• [EXTRACTED INFORMATION]
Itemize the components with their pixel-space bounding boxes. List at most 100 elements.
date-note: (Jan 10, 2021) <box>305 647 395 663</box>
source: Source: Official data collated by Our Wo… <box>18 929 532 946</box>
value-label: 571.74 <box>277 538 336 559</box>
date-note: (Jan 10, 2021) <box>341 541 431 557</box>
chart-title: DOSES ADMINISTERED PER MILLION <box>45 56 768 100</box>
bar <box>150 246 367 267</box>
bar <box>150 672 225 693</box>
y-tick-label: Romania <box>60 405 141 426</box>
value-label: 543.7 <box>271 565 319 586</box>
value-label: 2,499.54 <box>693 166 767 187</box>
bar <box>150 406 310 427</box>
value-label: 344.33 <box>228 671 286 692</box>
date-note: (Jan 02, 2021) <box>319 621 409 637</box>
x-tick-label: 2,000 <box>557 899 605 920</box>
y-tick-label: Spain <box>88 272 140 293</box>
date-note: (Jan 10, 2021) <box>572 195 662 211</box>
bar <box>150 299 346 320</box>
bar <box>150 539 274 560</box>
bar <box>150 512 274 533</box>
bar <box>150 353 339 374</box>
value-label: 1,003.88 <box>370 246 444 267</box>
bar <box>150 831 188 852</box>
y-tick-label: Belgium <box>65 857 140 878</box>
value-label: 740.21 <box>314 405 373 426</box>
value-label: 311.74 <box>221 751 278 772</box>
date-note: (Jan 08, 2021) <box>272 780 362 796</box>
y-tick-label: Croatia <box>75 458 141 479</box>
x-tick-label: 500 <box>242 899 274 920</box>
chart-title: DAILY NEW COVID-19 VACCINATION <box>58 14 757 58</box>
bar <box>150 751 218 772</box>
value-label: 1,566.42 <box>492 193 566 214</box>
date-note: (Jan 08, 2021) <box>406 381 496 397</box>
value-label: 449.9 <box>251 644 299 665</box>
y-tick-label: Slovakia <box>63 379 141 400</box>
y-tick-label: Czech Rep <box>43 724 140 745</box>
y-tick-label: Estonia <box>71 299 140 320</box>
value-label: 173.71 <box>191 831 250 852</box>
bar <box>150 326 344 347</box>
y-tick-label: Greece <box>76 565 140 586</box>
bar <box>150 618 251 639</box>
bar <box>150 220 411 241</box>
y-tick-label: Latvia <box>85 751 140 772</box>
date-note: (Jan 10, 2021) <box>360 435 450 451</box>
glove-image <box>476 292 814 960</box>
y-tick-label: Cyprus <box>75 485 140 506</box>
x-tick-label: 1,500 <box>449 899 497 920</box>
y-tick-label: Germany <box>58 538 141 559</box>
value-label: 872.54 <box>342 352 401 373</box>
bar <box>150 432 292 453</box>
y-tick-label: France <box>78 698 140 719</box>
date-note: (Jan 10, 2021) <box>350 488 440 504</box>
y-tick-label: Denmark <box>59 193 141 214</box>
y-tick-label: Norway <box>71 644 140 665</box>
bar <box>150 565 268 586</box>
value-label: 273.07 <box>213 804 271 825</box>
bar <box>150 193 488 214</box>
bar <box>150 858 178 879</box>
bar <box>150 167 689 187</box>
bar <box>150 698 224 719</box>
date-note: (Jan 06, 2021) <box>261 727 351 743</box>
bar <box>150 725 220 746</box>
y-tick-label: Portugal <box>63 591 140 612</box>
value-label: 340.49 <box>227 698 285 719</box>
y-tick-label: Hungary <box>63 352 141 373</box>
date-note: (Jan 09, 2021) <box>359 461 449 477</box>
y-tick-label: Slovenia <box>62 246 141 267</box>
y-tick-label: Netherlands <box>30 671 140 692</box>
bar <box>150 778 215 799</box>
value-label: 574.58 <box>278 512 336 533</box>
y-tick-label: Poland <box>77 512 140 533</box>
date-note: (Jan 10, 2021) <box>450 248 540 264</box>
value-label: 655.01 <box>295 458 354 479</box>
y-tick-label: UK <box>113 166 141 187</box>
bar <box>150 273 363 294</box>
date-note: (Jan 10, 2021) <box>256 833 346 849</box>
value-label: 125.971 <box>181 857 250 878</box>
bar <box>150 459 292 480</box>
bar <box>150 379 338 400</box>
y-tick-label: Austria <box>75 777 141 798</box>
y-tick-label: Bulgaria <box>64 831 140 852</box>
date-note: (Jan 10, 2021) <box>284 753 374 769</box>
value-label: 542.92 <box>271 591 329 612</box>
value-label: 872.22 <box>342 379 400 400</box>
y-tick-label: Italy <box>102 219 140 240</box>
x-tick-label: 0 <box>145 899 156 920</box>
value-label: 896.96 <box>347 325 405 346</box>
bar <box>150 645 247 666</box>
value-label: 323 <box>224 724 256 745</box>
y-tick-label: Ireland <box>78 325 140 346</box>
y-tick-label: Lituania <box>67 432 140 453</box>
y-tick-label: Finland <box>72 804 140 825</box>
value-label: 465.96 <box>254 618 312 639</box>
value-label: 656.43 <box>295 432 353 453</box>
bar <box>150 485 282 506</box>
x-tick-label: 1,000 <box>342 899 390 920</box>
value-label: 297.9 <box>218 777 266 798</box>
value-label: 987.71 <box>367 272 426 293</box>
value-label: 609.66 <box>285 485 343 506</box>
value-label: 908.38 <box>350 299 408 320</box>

• [PROBLEM] Give back every line of the data above unchanged, from the first line to the last.

• [RESULT FOR THIS EXERCISE]
Itemize the components with their pixel-space bounding boxes. List at most 100 elements.
date-note: (Jan 10, 2021) <box>305 647 395 663</box>
source: Source: Official data collated by Our Wo… <box>18 929 532 946</box>
value-label: 571.74 <box>277 538 336 559</box>
date-note: (Jan 10, 2021) <box>341 541 431 557</box>
chart-title: DOSES ADMINISTERED PER MILLION <box>45 56 768 100</box>
bar <box>150 246 367 267</box>
bar <box>150 672 225 693</box>
y-tick-label: Romania <box>60 405 141 426</box>
value-label: 543.7 <box>271 565 319 586</box>
value-label: 2,499.54 <box>693 166 767 187</box>
bar <box>150 406 310 427</box>
value-label: 344.33 <box>228 671 286 692</box>
date-note: (Jan 02, 2021) <box>319 621 409 637</box>
x-tick-label: 2,000 <box>557 899 605 920</box>
y-tick-label: Spain <box>88 272 140 293</box>
date-note: (Jan 10, 2021) <box>572 195 662 211</box>
bar <box>150 299 346 320</box>
bar <box>150 539 274 560</box>
bar <box>150 512 274 533</box>
bar <box>150 353 339 374</box>
value-label: 1,003.88 <box>370 246 444 267</box>
bar <box>150 831 188 852</box>
y-tick-label: Belgium <box>65 857 140 878</box>
value-label: 740.21 <box>314 405 373 426</box>
value-label: 311.74 <box>221 751 278 772</box>
date-note: (Jan 08, 2021) <box>272 780 362 796</box>
y-tick-label: Croatia <box>75 458 141 479</box>
x-tick-label: 500 <box>242 899 274 920</box>
chart-title: DAILY NEW COVID-19 VACCINATION <box>58 14 757 58</box>
bar <box>150 751 218 772</box>
value-label: 1,566.42 <box>492 193 566 214</box>
date-note: (Jan 08, 2021) <box>406 381 496 397</box>
value-label: 449.9 <box>251 644 299 665</box>
y-tick-label: Slovakia <box>63 379 141 400</box>
y-tick-label: Czech Rep <box>43 724 140 745</box>
y-tick-label: Estonia <box>71 299 140 320</box>
value-label: 173.71 <box>191 831 250 852</box>
bar <box>150 326 344 347</box>
y-tick-label: Greece <box>76 565 140 586</box>
bar <box>150 618 251 639</box>
bar <box>150 220 411 241</box>
y-tick-label: Latvia <box>85 751 140 772</box>
date-note: (Jan 10, 2021) <box>360 435 450 451</box>
glove-image <box>476 292 814 960</box>
y-tick-label: Cyprus <box>75 485 140 506</box>
x-tick-label: 1,500 <box>449 899 497 920</box>
y-tick-label: Germany <box>58 538 141 559</box>
value-label: 872.54 <box>342 352 401 373</box>
bar <box>150 432 292 453</box>
y-tick-label: France <box>78 698 140 719</box>
date-note: (Jan 10, 2021) <box>350 488 440 504</box>
y-tick-label: Denmark <box>59 193 141 214</box>
y-tick-label: Norway <box>71 644 140 665</box>
bar <box>150 565 268 586</box>
value-label: 273.07 <box>213 804 271 825</box>
bar <box>150 193 488 214</box>
bar <box>150 858 178 879</box>
bar <box>150 167 689 187</box>
bar <box>150 698 224 719</box>
date-note: (Jan 06, 2021) <box>261 727 351 743</box>
bar <box>150 725 220 746</box>
y-tick-label: Portugal <box>63 591 140 612</box>
value-label: 340.49 <box>227 698 285 719</box>
y-tick-label: Hungary <box>63 352 141 373</box>
date-note: (Jan 09, 2021) <box>359 461 449 477</box>
y-tick-label: Slovenia <box>62 246 141 267</box>
y-tick-label: Netherlands <box>30 671 140 692</box>
bar <box>150 778 215 799</box>
value-label: 574.58 <box>278 512 336 533</box>
y-tick-label: Poland <box>77 512 140 533</box>
date-note: (Jan 10, 2021) <box>450 248 540 264</box>
value-label: 655.01 <box>295 458 354 479</box>
y-tick-label: UK <box>113 166 141 187</box>
bar <box>150 273 363 294</box>
date-note: (Jan 10, 2021) <box>256 833 346 849</box>
value-label: 125.971 <box>181 857 250 878</box>
bar <box>150 459 292 480</box>
bar <box>150 379 338 400</box>
y-tick-label: Austria <box>75 777 141 798</box>
y-tick-label: Bulgaria <box>64 831 140 852</box>
date-note: (Jan 10, 2021) <box>284 753 374 769</box>
value-label: 542.92 <box>271 591 329 612</box>
value-label: 872.22 <box>342 379 400 400</box>
y-tick-label: Italy <box>102 219 140 240</box>
x-tick-label: 0 <box>145 899 156 920</box>
value-label: 896.96 <box>347 325 405 346</box>
bar <box>150 645 247 666</box>
value-label: 323 <box>224 724 256 745</box>
y-tick-label: Ireland <box>78 325 140 346</box>
y-tick-label: Lituania <box>67 432 140 453</box>
y-tick-label: Finland <box>72 804 140 825</box>
value-label: 465.96 <box>254 618 312 639</box>
value-label: 656.43 <box>295 432 353 453</box>
bar <box>150 485 282 506</box>
x-tick-label: 1,000 <box>342 899 390 920</box>
value-label: 297.9 <box>218 777 266 798</box>
value-label: 987.71 <box>367 272 426 293</box>
value-label: 609.66 <box>285 485 343 506</box>
value-label: 908.38 <box>350 299 408 320</box>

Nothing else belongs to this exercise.